[Objective] Please determine how many lines of the material include the word "button", and respond with nothing but that number.
__________
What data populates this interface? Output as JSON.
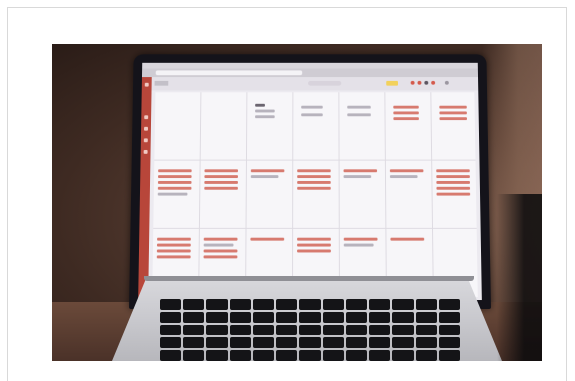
{
  "photo": {
    "subject": "laptop-on-desk",
    "palette": {
      "background": "#4a332a",
      "screen": "#eceaf0",
      "app_accent": "#b8463a",
      "entry_red": "#d77a6f",
      "highlight_yellow": "#f2d15c",
      "laptop_body": "#c9c9ce",
      "keys": "#141417"
    },
    "icons": [
      "laptop-screen-icon",
      "calendar-grid-icon",
      "keyboard-icon"
    ]
  }
}
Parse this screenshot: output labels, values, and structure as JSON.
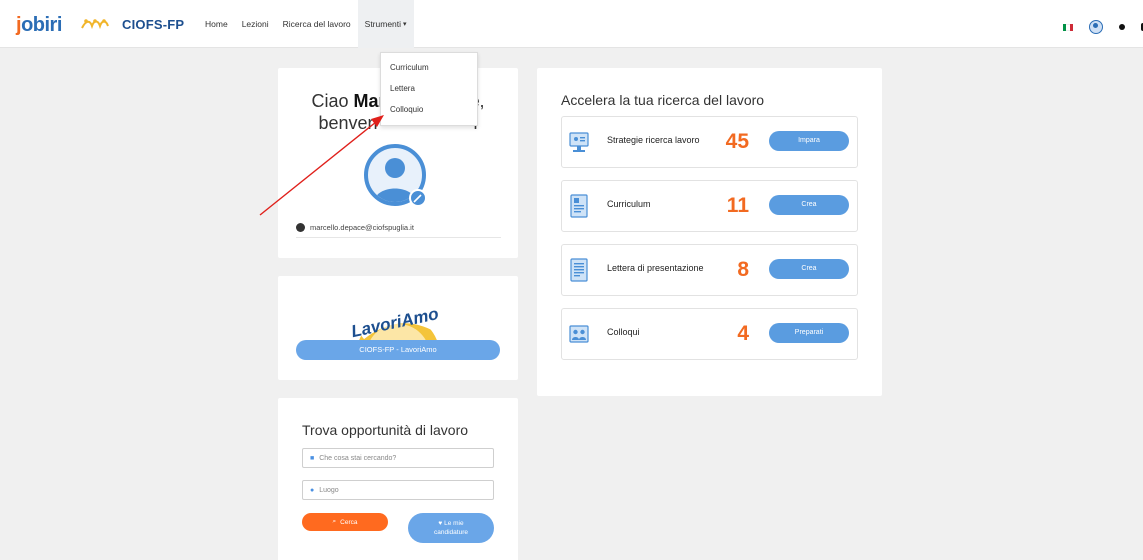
{
  "brand": {
    "jobiri": "jobiri",
    "ciofs": "CIOFS-FP"
  },
  "nav": {
    "items": [
      "Home",
      "Lezioni",
      "Ricerca del lavoro"
    ],
    "strumenti": "Strumenti",
    "dropdown": [
      "Curriculum",
      "Lettera",
      "Colloquio"
    ]
  },
  "topright": {
    "flag_colors": [
      "#009246",
      "#ffffff",
      "#ce2b37"
    ]
  },
  "profile": {
    "greeting_line1_prefix": "Ciao ",
    "name_visible_start": "Marc",
    "name_visible_end": "e",
    "greeting_line1_suffix": ",",
    "greeting_line2_start": "benven",
    "greeting_line2_end": "i",
    "email": "marcello.depace@ciofspuglia.it"
  },
  "lavoriamo": {
    "logo_text": "LavoriAmo",
    "button": "CIOFS-FP - LavoriAmo"
  },
  "trova": {
    "title": "Trova opportunità di lavoro",
    "search_placeholder": "Che cosa stai cercando?",
    "place_placeholder": "Luogo",
    "cerca": "Cerca",
    "candidature_line1": "Le mie",
    "candidature_line2": "candidature"
  },
  "accel": {
    "title": "Accelera la tua ricerca del lavoro",
    "features": [
      {
        "label": "Strategie ricerca lavoro",
        "count": "45",
        "button": "Impara",
        "icon": "monitor-icon"
      },
      {
        "label": "Curriculum",
        "count": "11",
        "button": "Crea",
        "icon": "document-icon"
      },
      {
        "label": "Lettera di presentazione",
        "count": "8",
        "button": "Crea",
        "icon": "letter-icon"
      },
      {
        "label": "Colloqui",
        "count": "4",
        "button": "Preparati",
        "icon": "interview-icon"
      }
    ]
  },
  "colors": {
    "accent_blue": "#5a9ce0",
    "accent_orange": "#f26a21",
    "annotation_red": "#e0201b"
  }
}
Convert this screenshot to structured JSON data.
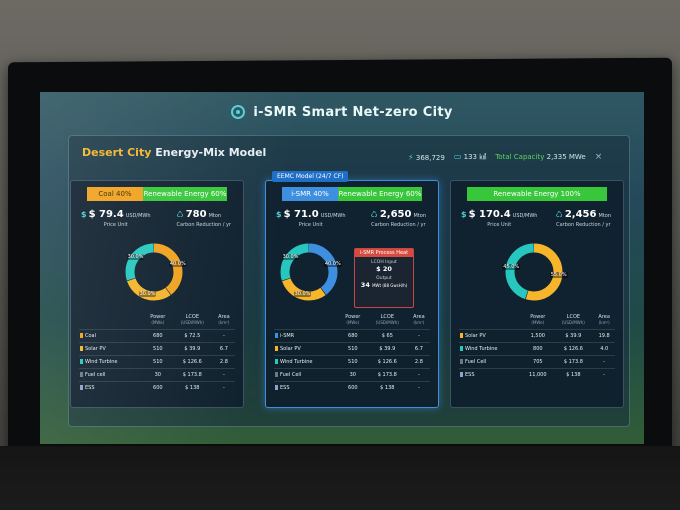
__________
[Exercise answer] 5